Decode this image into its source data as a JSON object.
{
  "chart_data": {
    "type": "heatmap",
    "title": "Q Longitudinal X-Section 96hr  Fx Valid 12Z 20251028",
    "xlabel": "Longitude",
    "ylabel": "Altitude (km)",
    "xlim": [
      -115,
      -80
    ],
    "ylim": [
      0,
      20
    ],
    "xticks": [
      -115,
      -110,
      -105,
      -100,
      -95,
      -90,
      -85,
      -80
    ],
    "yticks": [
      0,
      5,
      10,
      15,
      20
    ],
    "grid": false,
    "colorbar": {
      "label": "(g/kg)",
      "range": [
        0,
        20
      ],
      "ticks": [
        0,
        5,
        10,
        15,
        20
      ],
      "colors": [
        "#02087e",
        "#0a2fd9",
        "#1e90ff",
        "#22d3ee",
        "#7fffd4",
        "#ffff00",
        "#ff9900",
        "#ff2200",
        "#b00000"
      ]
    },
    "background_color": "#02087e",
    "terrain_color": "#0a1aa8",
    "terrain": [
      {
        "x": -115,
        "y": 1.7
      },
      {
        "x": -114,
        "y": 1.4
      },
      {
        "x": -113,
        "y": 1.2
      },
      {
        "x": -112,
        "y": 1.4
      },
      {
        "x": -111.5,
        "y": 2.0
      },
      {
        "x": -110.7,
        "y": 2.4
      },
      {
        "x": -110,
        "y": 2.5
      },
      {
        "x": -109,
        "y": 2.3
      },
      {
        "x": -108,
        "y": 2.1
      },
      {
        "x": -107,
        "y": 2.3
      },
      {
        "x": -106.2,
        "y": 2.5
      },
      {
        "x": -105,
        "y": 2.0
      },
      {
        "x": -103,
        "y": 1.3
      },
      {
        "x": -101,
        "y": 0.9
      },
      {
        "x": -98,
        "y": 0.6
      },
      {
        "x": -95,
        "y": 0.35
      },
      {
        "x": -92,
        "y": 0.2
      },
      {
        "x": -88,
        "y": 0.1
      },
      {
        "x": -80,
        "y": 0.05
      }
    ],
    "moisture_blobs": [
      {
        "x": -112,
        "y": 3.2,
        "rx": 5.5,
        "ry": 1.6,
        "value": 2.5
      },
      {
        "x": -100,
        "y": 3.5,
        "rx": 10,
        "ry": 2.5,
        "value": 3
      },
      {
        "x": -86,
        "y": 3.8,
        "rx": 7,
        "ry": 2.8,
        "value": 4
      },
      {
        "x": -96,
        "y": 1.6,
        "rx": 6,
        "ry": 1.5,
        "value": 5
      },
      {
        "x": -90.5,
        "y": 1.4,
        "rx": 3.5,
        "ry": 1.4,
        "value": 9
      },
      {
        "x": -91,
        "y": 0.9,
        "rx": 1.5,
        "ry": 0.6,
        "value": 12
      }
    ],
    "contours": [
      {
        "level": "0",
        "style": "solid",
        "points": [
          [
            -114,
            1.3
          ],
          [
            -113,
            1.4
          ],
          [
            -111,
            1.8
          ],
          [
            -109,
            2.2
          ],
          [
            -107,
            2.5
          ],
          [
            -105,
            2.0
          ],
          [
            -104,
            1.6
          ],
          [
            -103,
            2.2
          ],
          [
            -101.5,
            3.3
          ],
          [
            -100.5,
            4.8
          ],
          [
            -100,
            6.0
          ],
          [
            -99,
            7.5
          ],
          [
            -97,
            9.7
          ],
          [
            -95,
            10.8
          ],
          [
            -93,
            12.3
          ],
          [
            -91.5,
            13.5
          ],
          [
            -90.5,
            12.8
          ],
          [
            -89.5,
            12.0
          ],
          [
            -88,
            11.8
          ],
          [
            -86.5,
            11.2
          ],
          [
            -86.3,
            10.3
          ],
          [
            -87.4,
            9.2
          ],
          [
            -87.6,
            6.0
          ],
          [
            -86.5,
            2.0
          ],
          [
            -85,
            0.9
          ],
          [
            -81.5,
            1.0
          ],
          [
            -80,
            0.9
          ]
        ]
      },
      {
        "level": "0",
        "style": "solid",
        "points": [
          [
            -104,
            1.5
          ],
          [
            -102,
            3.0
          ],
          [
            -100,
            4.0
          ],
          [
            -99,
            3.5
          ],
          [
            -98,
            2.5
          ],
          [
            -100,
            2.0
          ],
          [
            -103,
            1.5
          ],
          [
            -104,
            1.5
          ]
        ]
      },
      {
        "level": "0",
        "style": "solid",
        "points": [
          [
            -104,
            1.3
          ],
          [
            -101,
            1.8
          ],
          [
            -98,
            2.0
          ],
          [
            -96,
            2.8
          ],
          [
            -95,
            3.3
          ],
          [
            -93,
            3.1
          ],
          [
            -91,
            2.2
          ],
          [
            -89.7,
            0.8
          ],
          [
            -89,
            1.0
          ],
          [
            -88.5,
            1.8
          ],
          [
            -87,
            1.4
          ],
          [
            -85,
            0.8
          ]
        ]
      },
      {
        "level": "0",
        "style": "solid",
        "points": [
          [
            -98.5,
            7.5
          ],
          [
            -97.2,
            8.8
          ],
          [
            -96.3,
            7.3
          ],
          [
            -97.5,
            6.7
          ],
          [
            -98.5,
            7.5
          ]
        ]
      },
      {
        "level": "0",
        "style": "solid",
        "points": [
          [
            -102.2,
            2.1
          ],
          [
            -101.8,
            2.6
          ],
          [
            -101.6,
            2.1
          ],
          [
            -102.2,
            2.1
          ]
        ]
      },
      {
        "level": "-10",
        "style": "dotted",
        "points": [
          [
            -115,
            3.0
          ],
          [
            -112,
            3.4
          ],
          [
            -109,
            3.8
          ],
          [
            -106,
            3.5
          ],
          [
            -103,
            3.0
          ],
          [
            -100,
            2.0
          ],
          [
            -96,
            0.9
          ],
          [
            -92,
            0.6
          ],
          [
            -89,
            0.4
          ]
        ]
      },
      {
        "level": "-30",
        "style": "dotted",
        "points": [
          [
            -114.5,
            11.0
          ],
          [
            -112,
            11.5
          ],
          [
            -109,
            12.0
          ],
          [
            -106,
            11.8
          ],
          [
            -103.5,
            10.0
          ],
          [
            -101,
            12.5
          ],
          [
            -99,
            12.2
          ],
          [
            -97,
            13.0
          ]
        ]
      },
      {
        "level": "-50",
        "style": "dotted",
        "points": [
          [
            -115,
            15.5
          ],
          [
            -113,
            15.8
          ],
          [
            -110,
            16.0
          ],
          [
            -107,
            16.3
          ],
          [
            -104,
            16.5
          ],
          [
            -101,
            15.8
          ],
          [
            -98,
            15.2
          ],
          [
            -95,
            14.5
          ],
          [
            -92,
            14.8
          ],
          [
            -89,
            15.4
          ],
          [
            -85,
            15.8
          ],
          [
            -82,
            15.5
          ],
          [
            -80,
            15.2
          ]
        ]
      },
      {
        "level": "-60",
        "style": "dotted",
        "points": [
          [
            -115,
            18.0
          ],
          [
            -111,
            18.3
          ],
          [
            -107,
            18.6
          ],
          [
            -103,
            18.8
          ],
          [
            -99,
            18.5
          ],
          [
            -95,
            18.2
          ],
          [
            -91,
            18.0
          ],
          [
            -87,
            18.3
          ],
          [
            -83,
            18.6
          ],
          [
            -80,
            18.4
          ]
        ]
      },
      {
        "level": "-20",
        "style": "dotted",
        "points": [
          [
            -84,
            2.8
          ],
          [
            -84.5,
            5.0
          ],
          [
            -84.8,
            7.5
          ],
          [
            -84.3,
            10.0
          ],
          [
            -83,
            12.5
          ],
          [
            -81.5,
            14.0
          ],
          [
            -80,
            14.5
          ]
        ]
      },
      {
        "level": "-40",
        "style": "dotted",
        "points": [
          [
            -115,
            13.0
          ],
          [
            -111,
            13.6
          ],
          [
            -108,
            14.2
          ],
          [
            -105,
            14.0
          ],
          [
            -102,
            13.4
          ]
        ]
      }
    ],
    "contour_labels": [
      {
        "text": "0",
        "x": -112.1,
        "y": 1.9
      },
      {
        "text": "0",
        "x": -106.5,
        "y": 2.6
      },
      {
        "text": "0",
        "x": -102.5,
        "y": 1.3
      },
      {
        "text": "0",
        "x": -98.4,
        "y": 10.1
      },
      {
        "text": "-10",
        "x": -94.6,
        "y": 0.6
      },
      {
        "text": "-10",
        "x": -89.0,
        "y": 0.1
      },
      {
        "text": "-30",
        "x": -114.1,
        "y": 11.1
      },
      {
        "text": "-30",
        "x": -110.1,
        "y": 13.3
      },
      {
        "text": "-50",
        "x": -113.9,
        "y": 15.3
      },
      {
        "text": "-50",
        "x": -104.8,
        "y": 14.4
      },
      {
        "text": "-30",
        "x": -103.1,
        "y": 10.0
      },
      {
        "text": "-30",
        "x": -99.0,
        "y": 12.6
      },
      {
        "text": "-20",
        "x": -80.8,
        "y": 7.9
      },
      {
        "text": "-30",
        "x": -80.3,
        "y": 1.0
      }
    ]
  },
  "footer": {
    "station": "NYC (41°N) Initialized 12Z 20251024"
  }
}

• [Written request]: Gather all lines from the listing above in which "value" occurs.

• [Finished task]:
        "value": 2.5
        "value": 3
        "value": 4
        "value": 5
        "value": 9
        "value": 12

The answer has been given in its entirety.